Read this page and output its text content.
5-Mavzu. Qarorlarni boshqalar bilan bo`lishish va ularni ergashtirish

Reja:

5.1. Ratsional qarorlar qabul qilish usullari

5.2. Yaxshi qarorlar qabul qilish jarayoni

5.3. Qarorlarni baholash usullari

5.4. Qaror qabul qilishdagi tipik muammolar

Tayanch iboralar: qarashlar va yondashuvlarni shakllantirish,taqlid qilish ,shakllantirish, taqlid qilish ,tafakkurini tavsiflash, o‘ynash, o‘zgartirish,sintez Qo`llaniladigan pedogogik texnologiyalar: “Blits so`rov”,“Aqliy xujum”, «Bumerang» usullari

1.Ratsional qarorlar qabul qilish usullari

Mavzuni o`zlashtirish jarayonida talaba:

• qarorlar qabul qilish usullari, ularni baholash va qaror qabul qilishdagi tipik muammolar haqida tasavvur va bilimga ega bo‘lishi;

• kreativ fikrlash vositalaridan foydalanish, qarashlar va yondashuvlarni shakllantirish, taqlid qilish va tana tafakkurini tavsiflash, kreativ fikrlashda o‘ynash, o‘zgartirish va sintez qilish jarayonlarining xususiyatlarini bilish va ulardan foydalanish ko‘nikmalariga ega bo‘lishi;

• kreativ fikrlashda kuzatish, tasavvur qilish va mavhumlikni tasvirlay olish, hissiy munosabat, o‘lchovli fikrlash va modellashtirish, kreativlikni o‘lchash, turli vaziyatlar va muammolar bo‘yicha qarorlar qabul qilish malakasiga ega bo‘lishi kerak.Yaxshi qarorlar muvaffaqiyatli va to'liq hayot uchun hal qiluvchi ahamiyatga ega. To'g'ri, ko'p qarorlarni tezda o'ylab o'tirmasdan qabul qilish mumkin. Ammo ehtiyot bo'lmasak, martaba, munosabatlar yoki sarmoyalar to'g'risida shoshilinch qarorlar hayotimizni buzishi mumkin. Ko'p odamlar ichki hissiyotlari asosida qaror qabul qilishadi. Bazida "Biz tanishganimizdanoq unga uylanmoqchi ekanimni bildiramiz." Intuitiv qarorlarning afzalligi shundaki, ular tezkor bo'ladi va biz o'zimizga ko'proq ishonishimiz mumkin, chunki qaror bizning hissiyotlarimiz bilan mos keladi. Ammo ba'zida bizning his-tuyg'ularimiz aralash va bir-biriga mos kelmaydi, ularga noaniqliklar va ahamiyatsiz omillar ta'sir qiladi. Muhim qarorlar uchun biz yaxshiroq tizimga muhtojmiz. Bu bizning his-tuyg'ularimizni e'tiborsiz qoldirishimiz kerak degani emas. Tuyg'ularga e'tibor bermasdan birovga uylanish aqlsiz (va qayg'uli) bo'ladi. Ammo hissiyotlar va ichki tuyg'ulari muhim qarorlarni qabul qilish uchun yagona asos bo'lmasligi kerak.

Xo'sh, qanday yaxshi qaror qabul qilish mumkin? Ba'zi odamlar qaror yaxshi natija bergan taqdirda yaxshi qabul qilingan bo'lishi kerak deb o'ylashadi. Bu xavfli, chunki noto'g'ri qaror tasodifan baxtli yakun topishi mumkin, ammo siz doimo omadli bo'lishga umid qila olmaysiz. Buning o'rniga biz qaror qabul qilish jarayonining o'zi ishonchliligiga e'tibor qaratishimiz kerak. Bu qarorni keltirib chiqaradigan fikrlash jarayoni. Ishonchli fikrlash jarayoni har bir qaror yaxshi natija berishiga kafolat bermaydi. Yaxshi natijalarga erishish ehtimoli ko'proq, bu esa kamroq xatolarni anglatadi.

◇ ◇ ◇ ◇

* _Written exercise_
Gather up every line from the listing above in which the word "ularni" occurs.

* _Task output_
5-Mavzu. Qarorlarni boshqalar bilan bo`lishish va ularni ergashtirish
• qarorlar qabul qilish usullari, ularni baholash va qaror qabul qilishdagi tipik muammolar haqida tasavvur va bilimga ega bo‘lishi;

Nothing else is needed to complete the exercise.